:: Task details ::
Locate every line that holds the string "JSON" and copy it.

:: Recorded data ::
┄┄┄┄┄┄
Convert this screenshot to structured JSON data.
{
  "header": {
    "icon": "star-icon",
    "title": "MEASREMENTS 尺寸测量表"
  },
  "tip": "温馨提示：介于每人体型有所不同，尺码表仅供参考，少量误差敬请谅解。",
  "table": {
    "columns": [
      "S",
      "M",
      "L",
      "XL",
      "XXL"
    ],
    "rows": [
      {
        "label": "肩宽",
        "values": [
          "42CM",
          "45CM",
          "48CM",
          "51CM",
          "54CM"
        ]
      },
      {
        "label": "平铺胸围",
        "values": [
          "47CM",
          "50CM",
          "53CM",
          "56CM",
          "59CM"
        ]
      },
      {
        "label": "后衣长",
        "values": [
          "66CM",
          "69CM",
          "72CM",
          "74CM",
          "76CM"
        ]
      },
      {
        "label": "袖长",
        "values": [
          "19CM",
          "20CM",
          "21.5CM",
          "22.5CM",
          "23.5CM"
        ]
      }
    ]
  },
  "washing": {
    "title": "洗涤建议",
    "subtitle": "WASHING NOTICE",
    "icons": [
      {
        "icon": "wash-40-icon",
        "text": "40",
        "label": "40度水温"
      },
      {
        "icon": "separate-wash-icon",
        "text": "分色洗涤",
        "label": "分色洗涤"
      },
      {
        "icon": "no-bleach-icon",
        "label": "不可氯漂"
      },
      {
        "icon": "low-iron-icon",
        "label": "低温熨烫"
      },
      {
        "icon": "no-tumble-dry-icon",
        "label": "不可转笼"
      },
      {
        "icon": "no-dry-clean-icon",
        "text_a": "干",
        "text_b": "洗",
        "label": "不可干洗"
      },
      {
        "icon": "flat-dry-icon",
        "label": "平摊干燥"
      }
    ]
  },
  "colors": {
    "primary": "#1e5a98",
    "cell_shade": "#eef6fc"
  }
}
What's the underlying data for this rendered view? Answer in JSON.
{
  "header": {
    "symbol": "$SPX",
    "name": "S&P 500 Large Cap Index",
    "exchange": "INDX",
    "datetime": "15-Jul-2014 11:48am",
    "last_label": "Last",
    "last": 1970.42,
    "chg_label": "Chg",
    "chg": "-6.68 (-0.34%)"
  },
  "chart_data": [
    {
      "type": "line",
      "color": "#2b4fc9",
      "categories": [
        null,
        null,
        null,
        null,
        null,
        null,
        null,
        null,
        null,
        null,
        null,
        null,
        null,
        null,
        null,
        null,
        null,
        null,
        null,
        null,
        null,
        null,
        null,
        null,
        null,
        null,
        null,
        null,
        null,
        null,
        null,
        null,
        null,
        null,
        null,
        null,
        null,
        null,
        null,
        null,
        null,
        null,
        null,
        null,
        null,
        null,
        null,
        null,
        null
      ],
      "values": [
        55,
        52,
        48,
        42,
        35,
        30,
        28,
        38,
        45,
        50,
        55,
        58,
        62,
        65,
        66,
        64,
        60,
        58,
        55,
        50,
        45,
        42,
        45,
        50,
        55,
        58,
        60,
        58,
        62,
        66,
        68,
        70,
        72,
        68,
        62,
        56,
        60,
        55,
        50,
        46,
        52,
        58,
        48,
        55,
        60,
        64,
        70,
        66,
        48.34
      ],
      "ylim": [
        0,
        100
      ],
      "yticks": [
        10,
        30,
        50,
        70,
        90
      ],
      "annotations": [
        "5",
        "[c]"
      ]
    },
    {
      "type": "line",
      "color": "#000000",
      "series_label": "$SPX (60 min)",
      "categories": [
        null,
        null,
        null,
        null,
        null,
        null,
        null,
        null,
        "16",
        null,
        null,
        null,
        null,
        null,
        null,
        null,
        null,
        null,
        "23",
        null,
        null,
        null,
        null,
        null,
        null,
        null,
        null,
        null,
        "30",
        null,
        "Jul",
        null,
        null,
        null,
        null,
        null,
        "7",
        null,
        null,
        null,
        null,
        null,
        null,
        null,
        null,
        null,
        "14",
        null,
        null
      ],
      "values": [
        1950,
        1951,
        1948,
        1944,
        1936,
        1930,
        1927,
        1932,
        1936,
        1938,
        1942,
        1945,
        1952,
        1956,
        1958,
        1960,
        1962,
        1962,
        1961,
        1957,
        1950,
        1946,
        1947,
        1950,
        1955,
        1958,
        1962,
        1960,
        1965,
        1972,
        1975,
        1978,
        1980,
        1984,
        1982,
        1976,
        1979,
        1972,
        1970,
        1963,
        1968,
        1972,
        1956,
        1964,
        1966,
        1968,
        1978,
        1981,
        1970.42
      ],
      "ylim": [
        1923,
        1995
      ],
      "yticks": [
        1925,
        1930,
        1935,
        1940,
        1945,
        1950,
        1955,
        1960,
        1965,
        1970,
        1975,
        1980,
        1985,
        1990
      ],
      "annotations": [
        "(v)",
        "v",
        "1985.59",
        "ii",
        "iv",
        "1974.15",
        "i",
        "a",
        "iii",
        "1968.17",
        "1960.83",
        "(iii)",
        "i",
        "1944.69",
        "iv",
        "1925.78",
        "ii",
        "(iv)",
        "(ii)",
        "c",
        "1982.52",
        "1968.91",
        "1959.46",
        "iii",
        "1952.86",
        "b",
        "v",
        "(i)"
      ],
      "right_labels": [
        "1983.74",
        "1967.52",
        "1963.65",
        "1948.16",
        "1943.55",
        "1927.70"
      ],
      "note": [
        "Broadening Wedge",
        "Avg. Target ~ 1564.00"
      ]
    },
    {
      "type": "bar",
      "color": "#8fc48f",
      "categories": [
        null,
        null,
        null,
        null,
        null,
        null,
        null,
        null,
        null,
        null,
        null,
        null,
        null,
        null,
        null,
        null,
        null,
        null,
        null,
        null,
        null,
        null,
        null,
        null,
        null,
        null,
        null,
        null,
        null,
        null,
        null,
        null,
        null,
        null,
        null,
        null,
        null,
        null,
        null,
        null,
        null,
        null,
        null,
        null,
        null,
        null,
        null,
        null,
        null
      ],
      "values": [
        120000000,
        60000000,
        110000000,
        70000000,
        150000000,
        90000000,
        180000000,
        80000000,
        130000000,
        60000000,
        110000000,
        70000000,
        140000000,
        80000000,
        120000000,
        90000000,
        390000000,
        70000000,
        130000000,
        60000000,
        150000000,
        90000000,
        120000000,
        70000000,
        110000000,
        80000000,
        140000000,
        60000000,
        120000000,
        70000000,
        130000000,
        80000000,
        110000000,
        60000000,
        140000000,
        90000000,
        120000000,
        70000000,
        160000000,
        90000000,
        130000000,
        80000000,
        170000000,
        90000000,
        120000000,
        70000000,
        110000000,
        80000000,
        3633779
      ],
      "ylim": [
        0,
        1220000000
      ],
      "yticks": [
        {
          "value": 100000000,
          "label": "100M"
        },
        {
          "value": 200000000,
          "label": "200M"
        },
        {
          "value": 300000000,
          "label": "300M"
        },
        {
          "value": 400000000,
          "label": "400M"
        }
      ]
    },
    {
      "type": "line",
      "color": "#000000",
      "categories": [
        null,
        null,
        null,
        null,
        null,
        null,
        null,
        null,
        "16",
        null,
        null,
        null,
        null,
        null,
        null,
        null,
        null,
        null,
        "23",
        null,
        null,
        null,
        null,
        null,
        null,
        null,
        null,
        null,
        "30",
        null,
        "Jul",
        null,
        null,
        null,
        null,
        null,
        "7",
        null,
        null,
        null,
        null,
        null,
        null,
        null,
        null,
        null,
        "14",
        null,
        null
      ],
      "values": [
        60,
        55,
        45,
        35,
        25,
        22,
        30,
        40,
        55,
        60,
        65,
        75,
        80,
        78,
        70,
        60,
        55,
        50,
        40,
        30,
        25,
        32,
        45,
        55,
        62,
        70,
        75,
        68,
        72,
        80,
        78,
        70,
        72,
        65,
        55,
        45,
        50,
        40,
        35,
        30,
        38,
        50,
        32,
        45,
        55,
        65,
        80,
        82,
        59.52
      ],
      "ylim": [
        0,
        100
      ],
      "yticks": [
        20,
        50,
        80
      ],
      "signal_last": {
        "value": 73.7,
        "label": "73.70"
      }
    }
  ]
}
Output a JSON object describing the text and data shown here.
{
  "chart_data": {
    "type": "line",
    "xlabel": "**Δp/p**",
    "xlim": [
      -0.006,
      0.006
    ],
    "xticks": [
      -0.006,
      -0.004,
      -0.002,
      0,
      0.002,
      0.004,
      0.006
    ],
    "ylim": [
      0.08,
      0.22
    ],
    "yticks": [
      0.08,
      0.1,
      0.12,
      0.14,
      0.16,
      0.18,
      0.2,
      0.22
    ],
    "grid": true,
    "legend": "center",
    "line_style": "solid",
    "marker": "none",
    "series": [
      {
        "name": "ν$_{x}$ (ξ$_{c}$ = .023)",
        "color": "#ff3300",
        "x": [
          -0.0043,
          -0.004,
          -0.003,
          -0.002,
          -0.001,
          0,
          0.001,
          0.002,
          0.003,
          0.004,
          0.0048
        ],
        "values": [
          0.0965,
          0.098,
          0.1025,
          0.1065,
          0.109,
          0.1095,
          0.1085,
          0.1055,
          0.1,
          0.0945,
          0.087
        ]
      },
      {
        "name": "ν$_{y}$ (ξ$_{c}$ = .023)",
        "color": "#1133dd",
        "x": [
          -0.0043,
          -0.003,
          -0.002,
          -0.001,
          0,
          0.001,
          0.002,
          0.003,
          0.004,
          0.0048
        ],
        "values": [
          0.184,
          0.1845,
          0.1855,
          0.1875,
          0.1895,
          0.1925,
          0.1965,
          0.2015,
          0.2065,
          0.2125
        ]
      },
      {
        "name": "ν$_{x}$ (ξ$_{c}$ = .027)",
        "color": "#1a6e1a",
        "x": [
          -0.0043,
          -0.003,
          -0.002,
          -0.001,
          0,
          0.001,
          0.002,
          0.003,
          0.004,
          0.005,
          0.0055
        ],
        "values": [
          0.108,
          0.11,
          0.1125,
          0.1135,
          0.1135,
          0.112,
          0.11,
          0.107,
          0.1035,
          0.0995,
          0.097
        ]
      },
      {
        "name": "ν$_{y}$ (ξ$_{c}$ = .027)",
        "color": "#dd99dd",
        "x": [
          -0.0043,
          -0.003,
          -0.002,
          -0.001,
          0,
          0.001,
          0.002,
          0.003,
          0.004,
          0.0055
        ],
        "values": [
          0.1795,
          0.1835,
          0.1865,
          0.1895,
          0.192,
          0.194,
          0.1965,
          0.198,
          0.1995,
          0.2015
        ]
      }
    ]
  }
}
┄┄┄┄┄┄
:: Worked answer ::
Convert this screenshot to structured JSON data.
What's the underlying data for this rendered view? Answer in JSON.
Output a JSON object describing the text and data shown here.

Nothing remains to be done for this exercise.